From 8a9664f9e63bf0528ee70ce40904314dd9deee64 Mon Sep 17 00:00:00 2001
From: Klaus Aehlig <klaus.aehlig@huawei.com>
Date: Wed, 15 Jun 2022 12:31:53 +0200
Subject: Document the concept of target-level caching

---
 doc/concepts/target-cache.org | 219 ++++++++++++++++++++++++++++++++++++++++++
 1 file changed, 219 insertions(+)
 create mode 100644 doc/concepts/target-cache.org

(limited to 'doc/concepts')

diff --git a/doc/concepts/target-cache.org b/doc/concepts/target-cache.org
new file mode 100644
index 00000000..dccbd5e7
--- /dev/null
+++ b/doc/concepts/target-cache.org
@@ -0,0 +1,219 @@
+* Target-level caching
+
+** ~git~ trees as content-fixed roots
+
+*** The ~"git tree"~ root scheme
+
+The multi-repository configuration supports a scheme ~"git tree"~.
+This scheme is given by two parameters,
+- the id of the tree (as a string with the hex encoding), and
+- an arbitrary ~git~ repository containing the specified tree
+  object, as well as all needed tree and blob objects reachable
+  from that tree.
+For example, a root could be specified as follows.

| Excerpted data |
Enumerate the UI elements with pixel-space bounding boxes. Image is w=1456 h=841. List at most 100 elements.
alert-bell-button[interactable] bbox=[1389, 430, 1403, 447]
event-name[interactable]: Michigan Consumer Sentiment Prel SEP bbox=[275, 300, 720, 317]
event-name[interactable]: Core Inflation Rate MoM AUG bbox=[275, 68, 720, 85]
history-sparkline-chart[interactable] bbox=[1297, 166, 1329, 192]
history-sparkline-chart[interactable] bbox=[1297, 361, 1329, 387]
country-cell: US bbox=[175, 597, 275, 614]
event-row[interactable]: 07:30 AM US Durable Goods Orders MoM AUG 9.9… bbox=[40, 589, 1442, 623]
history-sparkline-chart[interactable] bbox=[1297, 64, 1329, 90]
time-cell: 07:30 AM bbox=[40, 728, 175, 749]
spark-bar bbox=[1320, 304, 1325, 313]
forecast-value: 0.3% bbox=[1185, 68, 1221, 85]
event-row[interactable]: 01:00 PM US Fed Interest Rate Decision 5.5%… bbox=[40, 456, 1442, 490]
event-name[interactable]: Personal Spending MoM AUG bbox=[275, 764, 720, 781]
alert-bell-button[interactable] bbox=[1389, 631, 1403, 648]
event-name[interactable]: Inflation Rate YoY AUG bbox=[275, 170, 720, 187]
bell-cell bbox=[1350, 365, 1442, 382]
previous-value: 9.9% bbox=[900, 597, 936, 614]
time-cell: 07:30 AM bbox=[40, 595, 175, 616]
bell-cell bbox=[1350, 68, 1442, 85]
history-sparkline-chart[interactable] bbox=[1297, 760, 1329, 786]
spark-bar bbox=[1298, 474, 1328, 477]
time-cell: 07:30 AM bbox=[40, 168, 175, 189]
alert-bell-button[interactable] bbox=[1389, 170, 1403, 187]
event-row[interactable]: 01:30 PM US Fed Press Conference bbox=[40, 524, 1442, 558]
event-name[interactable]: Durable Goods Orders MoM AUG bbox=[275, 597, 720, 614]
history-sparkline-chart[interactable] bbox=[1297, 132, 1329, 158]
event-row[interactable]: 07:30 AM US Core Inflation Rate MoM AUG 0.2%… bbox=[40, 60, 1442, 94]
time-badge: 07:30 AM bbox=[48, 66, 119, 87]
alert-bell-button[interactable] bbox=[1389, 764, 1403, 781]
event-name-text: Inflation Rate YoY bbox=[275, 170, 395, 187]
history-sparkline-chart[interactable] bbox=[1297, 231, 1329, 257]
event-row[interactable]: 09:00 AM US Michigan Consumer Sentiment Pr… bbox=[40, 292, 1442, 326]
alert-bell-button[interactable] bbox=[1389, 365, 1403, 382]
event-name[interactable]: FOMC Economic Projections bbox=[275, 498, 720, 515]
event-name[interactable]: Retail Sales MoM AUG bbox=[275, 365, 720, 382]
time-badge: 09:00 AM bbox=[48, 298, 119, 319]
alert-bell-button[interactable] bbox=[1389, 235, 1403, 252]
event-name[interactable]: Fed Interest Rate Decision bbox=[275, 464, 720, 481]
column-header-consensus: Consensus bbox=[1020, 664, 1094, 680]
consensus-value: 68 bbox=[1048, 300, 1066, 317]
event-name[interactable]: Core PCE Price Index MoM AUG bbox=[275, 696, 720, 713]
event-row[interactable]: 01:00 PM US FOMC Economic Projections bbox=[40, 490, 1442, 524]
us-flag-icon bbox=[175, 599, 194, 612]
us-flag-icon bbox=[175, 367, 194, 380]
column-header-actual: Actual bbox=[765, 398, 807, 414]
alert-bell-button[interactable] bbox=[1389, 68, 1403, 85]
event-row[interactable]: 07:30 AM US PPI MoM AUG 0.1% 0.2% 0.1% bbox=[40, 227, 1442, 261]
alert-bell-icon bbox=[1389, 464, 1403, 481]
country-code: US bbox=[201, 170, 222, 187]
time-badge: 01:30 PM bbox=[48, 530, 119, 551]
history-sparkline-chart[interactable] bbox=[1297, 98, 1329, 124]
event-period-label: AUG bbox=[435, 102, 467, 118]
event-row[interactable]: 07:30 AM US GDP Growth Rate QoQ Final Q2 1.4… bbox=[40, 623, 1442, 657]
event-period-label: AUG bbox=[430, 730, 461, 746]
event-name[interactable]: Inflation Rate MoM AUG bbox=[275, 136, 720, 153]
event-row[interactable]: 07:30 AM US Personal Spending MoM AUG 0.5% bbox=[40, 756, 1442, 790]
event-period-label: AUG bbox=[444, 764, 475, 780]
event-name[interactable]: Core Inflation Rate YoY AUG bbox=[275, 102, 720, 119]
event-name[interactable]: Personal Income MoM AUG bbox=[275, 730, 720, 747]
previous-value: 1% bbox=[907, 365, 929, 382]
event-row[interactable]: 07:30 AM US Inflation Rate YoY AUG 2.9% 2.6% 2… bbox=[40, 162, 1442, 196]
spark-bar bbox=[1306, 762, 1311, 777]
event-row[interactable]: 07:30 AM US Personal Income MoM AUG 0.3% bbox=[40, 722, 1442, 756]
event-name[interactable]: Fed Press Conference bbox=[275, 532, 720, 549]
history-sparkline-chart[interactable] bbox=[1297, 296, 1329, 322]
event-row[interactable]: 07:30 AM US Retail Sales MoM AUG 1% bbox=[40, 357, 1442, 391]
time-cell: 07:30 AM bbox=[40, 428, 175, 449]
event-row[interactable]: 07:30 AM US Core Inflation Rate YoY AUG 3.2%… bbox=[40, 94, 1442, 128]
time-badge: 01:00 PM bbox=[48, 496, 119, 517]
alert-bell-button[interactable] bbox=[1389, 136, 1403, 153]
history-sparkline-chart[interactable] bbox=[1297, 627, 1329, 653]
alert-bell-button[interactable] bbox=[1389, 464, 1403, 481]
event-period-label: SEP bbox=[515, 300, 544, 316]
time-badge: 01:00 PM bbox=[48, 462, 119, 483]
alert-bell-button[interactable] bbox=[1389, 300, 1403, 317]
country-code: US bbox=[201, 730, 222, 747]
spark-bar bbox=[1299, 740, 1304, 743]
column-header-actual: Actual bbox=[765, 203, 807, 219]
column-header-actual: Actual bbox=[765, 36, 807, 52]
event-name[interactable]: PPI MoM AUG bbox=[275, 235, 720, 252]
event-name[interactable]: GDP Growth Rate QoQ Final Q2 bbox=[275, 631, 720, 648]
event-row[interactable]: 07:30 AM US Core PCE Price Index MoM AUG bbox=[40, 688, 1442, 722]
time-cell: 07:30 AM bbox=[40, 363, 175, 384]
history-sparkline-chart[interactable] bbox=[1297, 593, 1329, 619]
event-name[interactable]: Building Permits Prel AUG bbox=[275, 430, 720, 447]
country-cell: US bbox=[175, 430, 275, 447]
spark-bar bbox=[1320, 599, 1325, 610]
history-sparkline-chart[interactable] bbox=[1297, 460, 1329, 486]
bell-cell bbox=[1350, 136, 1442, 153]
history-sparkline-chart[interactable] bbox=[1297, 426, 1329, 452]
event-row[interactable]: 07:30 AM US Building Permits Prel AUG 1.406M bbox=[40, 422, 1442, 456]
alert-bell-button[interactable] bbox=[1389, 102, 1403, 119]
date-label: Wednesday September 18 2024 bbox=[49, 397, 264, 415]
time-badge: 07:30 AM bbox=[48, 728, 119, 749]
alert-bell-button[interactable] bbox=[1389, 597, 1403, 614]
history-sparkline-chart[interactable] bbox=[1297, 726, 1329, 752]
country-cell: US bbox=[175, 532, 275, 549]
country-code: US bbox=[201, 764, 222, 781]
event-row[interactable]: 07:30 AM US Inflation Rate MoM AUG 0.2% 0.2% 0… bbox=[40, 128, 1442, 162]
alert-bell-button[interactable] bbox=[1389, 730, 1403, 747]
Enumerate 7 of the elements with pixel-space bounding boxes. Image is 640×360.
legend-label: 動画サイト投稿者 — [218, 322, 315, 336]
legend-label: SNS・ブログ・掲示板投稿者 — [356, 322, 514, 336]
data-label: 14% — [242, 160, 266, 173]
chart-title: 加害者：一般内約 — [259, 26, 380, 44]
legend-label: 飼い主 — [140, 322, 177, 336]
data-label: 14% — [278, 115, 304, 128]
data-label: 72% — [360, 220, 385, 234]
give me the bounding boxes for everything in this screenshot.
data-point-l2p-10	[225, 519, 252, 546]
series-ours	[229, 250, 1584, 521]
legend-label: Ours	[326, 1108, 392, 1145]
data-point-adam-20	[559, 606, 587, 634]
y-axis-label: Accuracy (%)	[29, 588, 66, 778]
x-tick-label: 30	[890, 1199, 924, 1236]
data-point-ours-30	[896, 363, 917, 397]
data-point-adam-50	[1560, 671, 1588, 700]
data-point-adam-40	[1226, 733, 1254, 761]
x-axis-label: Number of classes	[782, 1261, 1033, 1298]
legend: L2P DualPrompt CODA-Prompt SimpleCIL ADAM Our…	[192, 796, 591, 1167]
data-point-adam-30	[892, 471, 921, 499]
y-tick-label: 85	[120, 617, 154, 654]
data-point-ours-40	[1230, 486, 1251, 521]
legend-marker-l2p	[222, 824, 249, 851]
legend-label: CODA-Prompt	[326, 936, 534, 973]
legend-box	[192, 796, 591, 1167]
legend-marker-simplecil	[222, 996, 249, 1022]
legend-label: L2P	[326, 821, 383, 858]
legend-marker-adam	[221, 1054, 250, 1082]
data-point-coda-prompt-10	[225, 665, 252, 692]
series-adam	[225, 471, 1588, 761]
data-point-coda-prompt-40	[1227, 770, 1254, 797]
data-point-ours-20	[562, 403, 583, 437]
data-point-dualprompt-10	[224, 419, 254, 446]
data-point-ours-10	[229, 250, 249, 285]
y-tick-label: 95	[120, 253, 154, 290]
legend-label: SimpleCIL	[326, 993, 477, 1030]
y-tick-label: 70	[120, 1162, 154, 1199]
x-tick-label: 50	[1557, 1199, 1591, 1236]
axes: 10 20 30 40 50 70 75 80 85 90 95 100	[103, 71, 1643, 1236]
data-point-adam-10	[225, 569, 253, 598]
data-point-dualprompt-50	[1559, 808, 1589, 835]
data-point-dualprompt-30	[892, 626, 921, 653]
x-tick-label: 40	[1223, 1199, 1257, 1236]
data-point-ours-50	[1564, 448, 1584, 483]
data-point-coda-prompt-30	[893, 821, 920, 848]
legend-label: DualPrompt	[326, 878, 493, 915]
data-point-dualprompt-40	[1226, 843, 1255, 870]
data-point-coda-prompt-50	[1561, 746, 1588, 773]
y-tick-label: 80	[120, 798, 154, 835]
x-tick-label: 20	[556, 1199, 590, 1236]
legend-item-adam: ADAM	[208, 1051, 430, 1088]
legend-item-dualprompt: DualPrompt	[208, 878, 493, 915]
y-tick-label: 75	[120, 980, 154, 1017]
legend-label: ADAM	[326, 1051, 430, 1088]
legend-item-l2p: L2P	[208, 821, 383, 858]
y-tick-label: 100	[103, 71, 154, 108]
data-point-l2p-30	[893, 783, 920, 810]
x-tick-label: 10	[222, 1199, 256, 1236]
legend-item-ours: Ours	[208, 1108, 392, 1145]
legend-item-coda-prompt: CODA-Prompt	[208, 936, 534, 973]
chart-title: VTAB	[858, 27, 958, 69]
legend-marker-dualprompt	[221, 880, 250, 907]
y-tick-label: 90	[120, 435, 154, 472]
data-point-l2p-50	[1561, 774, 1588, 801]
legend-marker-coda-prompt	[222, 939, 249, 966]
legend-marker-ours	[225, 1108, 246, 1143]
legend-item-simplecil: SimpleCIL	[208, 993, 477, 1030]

| Instructions |
• 1. According to the target-level caching patch, what two parameters define the "git tree" root scheme?
• 2. Please carry on the target-level caching patch from its final line.
The records have no connection to the text.

| Answers to the problems |
• 1. The id of the tree as a hex-encoded string, and a git repository containing that tree object along with all tree and blob objects reachable from it.

• 2.
+#+BEGIN_SRC
+["git tree", "6a1820e78f61aee6b8f3677f150f4559b6ba77a4", "/usr/local/src/justbuild.git"]
+#+END_SRC
+
+It should be noted that the ~git~ tree identifier alone already
+specifies the content of the full tree. However, ~just~ needs access
+to some repository containing the tree in order to know what the
+tree looks like.
+
+Nevertheless, it is an important observation that the tree identifier
+alone already specifies the content of the whole (logical) directory.
+The equality of two such directories can be established by comparing
+the two identifiers _without_ the need to read any file from
+disk. Those "fixed-content" descriptions, i.e., descriptions of a
+repository root that already fully determines the content are the
+key to caching whole targets.
+
+*** ~KNOWN~ artifacts
+
+The in-memory representation of known artifacts has an optional
+reference to a repository containing that artifact. Artifacts
+"known" from local repositories might not be known to the CAS used
+for the action execution; this additional reference allows to fill
+such misses in the CAS.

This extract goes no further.